__Written problem__
Your task is to retype each line of the data below exactly.

--------------------------------

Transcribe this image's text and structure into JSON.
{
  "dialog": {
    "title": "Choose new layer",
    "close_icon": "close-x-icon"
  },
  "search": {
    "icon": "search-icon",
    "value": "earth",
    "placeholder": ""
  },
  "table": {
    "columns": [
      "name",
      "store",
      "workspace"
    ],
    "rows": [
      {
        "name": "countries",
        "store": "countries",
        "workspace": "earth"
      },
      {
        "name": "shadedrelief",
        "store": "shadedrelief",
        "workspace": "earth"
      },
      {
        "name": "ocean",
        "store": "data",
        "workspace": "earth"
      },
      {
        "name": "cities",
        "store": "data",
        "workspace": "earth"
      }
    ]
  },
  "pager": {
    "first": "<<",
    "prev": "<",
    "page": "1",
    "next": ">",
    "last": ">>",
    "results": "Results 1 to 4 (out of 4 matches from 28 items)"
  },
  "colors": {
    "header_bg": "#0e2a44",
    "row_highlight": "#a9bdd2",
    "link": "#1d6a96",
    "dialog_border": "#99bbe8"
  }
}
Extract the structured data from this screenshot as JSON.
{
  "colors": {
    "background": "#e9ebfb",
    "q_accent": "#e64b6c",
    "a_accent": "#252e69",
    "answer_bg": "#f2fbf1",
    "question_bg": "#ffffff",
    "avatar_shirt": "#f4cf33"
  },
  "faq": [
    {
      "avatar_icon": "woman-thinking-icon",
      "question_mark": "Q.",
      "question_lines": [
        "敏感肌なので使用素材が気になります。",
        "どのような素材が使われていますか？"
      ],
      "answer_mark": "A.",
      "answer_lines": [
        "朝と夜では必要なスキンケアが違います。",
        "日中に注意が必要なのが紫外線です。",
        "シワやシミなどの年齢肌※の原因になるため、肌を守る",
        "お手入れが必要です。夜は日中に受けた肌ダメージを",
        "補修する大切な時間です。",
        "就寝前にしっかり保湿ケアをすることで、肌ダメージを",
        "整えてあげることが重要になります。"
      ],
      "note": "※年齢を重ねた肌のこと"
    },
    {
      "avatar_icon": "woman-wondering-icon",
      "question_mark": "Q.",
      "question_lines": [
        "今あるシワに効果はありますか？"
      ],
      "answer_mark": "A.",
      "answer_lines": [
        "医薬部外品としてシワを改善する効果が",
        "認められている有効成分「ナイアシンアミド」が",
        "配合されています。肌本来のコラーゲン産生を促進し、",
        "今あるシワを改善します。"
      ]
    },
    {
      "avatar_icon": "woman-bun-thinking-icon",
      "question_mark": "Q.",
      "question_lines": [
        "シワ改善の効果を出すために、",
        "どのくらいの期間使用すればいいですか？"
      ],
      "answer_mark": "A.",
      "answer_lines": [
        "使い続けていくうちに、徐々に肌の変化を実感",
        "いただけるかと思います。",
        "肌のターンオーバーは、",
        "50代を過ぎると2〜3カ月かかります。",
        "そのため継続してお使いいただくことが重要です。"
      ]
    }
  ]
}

--------------------------------

__Output of the exercise__
Transcribe this image's text and structure into JSON.
{
  "dialog": {
    "title": "Choose new layer",
    "close_icon": "close-x-icon"
  },
  "search": {
    "icon": "search-icon",
    "value": "earth",
    "placeholder": ""
  },
  "table": {
    "columns": [
      "name",
      "store",
      "workspace"
    ],
    "rows": [
      {
        "name": "countries",
        "store": "countries",
        "workspace": "earth"
      },
      {
        "name": "shadedrelief",
        "store": "shadedrelief",
        "workspace": "earth"
      },
      {
        "name": "ocean",
        "store": "data",
        "workspace": "earth"
      },
      {
        "name": "cities",
        "store": "data",
        "workspace": "earth"
      }
    ]
  },
  "pager": {
    "first": "<<",
    "prev": "<",
    "page": "1",
    "next": ">",
    "last": ">>",
    "results": "Results 1 to 4 (out of 4 matches from 28 items)"
  },
  "colors": {
    "header_bg": "#0e2a44",
    "row_highlight": "#a9bdd2",
    "link": "#1d6a96",
    "dialog_border": "#99bbe8"
  }
}
Extract the structured data from this screenshot as JSON.
{
  "colors": {
    "background": "#e9ebfb",
    "q_accent": "#e64b6c",
    "a_accent": "#252e69",
    "answer_bg": "#f2fbf1",
    "question_bg": "#ffffff",
    "avatar_shirt": "#f4cf33"
  },
  "faq": [
    {
      "avatar_icon": "woman-thinking-icon",
      "question_mark": "Q.",
      "question_lines": [
        "敏感肌なので使用素材が気になります。",
        "どのような素材が使われていますか？"
      ],
      "answer_mark": "A.",
      "answer_lines": [
        "朝と夜では必要なスキンケアが違います。",
        "日中に注意が必要なのが紫外線です。",
        "シワやシミなどの年齢肌※の原因になるため、肌を守る",
        "お手入れが必要です。夜は日中に受けた肌ダメージを",
        "補修する大切な時間です。",
        "就寝前にしっかり保湿ケアをすることで、肌ダメージを",
        "整えてあげることが重要になります。"
      ],
      "note": "※年齢を重ねた肌のこと"
    },
    {
      "avatar_icon": "woman-wondering-icon",
      "question_mark": "Q.",
      "question_lines": [
        "今あるシワに効果はありますか？"
      ],
      "answer_mark": "A.",
      "answer_lines": [
        "医薬部外品としてシワを改善する効果が",
        "認められている有効成分「ナイアシンアミド」が",
        "配合されています。肌本来のコラーゲン産生を促進し、",
        "今あるシワを改善します。"
      ]
    },
    {
      "avatar_icon": "woman-bun-thinking-icon",
      "question_mark": "Q.",
      "question_lines": [
        "シワ改善の効果を出すために、",
        "どのくらいの期間使用すればいいですか？"
      ],
      "answer_mark": "A.",
      "answer_lines": [
        "使い続けていくうちに、徐々に肌の変化を実感",
        "いただけるかと思います。",
        "肌のターンオーバーは、",
        "50代を過ぎると2〜3カ月かかります。",
        "そのため継続してお使いいただくことが重要です。"
      ]
    }
  ]
}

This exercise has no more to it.